Input rows:
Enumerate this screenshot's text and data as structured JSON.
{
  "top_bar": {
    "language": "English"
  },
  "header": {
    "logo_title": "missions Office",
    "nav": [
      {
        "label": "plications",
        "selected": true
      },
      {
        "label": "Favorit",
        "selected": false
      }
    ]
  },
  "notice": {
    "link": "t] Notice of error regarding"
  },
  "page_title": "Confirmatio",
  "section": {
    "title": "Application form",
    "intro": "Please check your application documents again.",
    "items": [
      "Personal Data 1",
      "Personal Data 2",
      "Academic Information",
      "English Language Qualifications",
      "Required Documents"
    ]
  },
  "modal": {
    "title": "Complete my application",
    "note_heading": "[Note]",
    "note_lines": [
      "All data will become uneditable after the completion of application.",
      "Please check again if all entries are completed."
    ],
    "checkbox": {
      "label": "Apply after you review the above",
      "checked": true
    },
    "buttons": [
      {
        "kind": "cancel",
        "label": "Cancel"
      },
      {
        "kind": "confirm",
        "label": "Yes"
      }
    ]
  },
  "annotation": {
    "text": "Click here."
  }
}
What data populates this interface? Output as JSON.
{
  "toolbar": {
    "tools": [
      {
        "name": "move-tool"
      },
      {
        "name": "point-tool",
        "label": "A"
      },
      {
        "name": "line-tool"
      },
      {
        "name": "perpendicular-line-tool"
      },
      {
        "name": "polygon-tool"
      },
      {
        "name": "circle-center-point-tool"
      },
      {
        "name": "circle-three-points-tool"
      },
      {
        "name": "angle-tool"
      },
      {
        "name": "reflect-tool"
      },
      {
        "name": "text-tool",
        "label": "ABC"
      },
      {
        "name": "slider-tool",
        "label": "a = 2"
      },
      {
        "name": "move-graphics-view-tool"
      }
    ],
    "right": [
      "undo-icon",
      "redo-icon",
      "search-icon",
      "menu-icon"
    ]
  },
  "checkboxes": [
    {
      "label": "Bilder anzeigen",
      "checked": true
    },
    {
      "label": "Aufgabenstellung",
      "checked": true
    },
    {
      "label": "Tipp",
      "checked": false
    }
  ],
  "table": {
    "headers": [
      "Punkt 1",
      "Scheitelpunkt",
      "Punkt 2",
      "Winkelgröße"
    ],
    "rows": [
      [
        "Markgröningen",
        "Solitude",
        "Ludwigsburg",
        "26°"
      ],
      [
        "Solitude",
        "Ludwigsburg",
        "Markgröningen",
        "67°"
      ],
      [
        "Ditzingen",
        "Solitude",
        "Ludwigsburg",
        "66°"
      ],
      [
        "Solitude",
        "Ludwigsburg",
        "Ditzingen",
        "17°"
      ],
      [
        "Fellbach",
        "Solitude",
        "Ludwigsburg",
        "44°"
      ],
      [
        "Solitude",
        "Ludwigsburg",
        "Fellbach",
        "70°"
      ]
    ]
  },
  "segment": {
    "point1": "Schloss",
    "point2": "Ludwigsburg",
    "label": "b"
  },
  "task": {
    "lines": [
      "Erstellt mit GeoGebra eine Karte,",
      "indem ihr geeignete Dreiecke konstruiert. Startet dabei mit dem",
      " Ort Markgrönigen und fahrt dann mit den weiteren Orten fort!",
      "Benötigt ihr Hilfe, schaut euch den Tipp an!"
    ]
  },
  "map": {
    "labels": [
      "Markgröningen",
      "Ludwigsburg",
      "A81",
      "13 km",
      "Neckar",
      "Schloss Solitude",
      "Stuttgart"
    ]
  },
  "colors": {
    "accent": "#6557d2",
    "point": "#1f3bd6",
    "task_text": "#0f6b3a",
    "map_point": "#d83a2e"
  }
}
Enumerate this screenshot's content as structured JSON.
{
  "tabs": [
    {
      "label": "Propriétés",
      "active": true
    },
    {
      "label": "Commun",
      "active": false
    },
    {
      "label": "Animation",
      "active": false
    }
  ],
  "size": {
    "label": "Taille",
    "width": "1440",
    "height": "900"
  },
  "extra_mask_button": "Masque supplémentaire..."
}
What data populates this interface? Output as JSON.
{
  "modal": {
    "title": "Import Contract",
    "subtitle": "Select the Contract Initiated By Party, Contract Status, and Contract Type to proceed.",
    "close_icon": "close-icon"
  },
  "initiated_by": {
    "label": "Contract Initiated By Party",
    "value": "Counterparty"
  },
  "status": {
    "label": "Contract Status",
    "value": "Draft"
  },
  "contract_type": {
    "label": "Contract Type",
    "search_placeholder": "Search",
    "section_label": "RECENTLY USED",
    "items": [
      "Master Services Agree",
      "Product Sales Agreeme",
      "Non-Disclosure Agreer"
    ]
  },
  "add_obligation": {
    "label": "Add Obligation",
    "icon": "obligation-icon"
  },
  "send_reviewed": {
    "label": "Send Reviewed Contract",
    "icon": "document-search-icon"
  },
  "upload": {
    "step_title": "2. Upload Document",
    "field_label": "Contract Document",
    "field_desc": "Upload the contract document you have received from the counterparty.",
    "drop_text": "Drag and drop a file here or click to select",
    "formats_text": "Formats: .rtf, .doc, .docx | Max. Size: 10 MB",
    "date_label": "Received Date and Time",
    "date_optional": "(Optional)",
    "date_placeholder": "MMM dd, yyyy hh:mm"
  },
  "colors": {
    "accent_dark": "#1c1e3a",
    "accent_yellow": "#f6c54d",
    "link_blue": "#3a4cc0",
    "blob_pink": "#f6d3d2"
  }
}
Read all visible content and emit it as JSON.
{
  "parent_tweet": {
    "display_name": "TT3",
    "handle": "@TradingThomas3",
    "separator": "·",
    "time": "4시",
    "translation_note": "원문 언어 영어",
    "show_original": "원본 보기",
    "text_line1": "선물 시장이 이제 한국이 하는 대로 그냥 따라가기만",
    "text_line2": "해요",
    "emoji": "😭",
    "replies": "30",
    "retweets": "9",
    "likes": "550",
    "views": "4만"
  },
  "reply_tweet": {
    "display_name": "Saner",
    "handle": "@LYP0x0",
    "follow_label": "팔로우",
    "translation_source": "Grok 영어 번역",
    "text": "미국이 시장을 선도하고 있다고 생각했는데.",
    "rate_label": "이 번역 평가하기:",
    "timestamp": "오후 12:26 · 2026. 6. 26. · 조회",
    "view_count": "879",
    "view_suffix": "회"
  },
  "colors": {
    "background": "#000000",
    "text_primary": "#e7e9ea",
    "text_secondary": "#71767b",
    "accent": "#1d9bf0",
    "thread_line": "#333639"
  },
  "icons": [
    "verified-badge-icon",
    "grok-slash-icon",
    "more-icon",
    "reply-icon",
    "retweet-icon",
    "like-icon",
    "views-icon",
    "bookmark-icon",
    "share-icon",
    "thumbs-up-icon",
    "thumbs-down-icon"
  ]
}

What to do: Please quote the data above in full, with no line missing.

Response to the task:
Enumerate this screenshot's text and data as structured JSON.
{
  "top_bar": {
    "language": "English"
  },
  "header": {
    "logo_title": "missions Office",
    "nav": [
      {
        "label": "plications",
        "selected": true
      },
      {
        "label": "Favorit",
        "selected": false
      }
    ]
  },
  "notice": {
    "link": "t] Notice of error regarding"
  },
  "page_title": "Confirmatio",
  "section": {
    "title": "Application form",
    "intro": "Please check your application documents again.",
    "items": [
      "Personal Data 1",
      "Personal Data 2",
      "Academic Information",
      "English Language Qualifications",
      "Required Documents"
    ]
  },
  "modal": {
    "title": "Complete my application",
    "note_heading": "[Note]",
    "note_lines": [
      "All data will become uneditable after the completion of application.",
      "Please check again if all entries are completed."
    ],
    "checkbox": {
      "label": "Apply after you review the above",
      "checked": true
    },
    "buttons": [
      {
        "kind": "cancel",
        "label": "Cancel"
      },
      {
        "kind": "confirm",
        "label": "Yes"
      }
    ]
  },
  "annotation": {
    "text": "Click here."
  }
}
What data populates this interface? Output as JSON.
{
  "toolbar": {
    "tools": [
      {
        "name": "move-tool"
      },
      {
        "name": "point-tool",
        "label": "A"
      },
      {
        "name": "line-tool"
      },
      {
        "name": "perpendicular-line-tool"
      },
      {
        "name": "polygon-tool"
      },
      {
        "name": "circle-center-point-tool"
      },
      {
        "name": "circle-three-points-tool"
      },
      {
        "name": "angle-tool"
      },
      {
        "name": "reflect-tool"
      },
      {
        "name": "text-tool",
        "label": "ABC"
      },
      {
        "name": "slider-tool",
        "label": "a = 2"
      },
      {
        "name": "move-graphics-view-tool"
      }
    ],
    "right": [
      "undo-icon",
      "redo-icon",
      "search-icon",
      "menu-icon"
    ]
  },
  "checkboxes": [
    {
      "label": "Bilder anzeigen",
      "checked": true
    },
    {
      "label": "Aufgabenstellung",
      "checked": true
    },
    {
      "label": "Tipp",
      "checked": false
    }
  ],
  "table": {
    "headers": [
      "Punkt 1",
      "Scheitelpunkt",
      "Punkt 2",
      "Winkelgröße"
    ],
    "rows": [
      [
        "Markgröningen",
        "Solitude",
        "Ludwigsburg",
        "26°"
      ],
      [
        "Solitude",
        "Ludwigsburg",
        "Markgröningen",
        "67°"
      ],
      [
        "Ditzingen",
        "Solitude",
        "Ludwigsburg",
        "66°"
      ],
      [
        "Solitude",
        "Ludwigsburg",
        "Ditzingen",
        "17°"
      ],
      [
        "Fellbach",
        "Solitude",
        "Ludwigsburg",
        "44°"
      ],
      [
        "Solitude",
        "Ludwigsburg",
        "Fellbach",
        "70°"
      ]
    ]
  },
  "segment": {
    "point1": "Schloss",
    "point2": "Ludwigsburg",
    "label": "b"
  },
  "task": {
    "lines": [
      "Erstellt mit GeoGebra eine Karte,",
      "indem ihr geeignete Dreiecke konstruiert. Startet dabei mit dem",
      " Ort Markgrönigen und fahrt dann mit den weiteren Orten fort!",
      "Benötigt ihr Hilfe, schaut euch den Tipp an!"
    ]
  },
  "map": {
    "labels": [
      "Markgröningen",
      "Ludwigsburg",
      "A81",
      "13 km",
      "Neckar",
      "Schloss Solitude",
      "Stuttgart"
    ]
  },
  "colors": {
    "accent": "#6557d2",
    "point": "#1f3bd6",
    "task_text": "#0f6b3a",
    "map_point": "#d83a2e"
  }
}
Enumerate this screenshot's content as structured JSON.
{
  "tabs": [
    {
      "label": "Propriétés",
      "active": true
    },
    {
      "label": "Commun",
      "active": false
    },
    {
      "label": "Animation",
      "active": false
    }
  ],
  "size": {
    "label": "Taille",
    "width": "1440",
    "height": "900"
  },
  "extra_mask_button": "Masque supplémentaire..."
}
What data populates this interface? Output as JSON.
{
  "modal": {
    "title": "Import Contract",
    "subtitle": "Select the Contract Initiated By Party, Contract Status, and Contract Type to proceed.",
    "close_icon": "close-icon"
  },
  "initiated_by": {
    "label": "Contract Initiated By Party",
    "value": "Counterparty"
  },
  "status": {
    "label": "Contract Status",
    "value": "Draft"
  },
  "contract_type": {
    "label": "Contract Type",
    "search_placeholder": "Search",
    "section_label": "RECENTLY USED",
    "items": [
      "Master Services Agree",
      "Product Sales Agreeme",
      "Non-Disclosure Agreer"
    ]
  },
  "add_obligation": {
    "label": "Add Obligation",
    "icon": "obligation-icon"
  },
  "send_reviewed": {
    "label": "Send Reviewed Contract",
    "icon": "document-search-icon"
  },
  "upload": {
    "step_title": "2. Upload Document",
    "field_label": "Contract Document",
    "field_desc": "Upload the contract document you have received from the counterparty.",
    "drop_text": "Drag and drop a file here or click to select",
    "formats_text": "Formats: .rtf, .doc, .docx | Max. Size: 10 MB",
    "date_label": "Received Date and Time",
    "date_optional": "(Optional)",
    "date_placeholder": "MMM dd, yyyy hh:mm"
  },
  "colors": {
    "accent_dark": "#1c1e3a",
    "accent_yellow": "#f6c54d",
    "link_blue": "#3a4cc0",
    "blob_pink": "#f6d3d2"
  }
}
Read all visible content and emit it as JSON.
{
  "parent_tweet": {
    "display_name": "TT3",
    "handle": "@TradingThomas3",
    "separator": "·",
    "time": "4시",
    "translation_note": "원문 언어 영어",
    "show_original": "원본 보기",
    "text_line1": "선물 시장이 이제 한국이 하는 대로 그냥 따라가기만",
    "text_line2": "해요",
    "emoji": "😭",
    "replies": "30",
    "retweets": "9",
    "likes": "550",
    "views": "4만"
  },
  "reply_tweet": {
    "display_name": "Saner",
    "handle": "@LYP0x0",
    "follow_label": "팔로우",
    "translation_source": "Grok 영어 번역",
    "text": "미국이 시장을 선도하고 있다고 생각했는데.",
    "rate_label": "이 번역 평가하기:",
    "timestamp": "오후 12:26 · 2026. 6. 26. · 조회",
    "view_count": "879",
    "view_suffix": "회"
  },
  "colors": {
    "background": "#000000",
    "text_primary": "#e7e9ea",
    "text_secondary": "#71767b",
    "accent": "#1d9bf0",
    "thread_line": "#333639"
  },
  "icons": [
    "verified-badge-icon",
    "grok-slash-icon",
    "more-icon",
    "reply-icon",
    "retweet-icon",
    "like-icon",
    "views-icon",
    "bookmark-icon",
    "share-icon",
    "thumbs-up-icon",
    "thumbs-down-icon"
  ]
}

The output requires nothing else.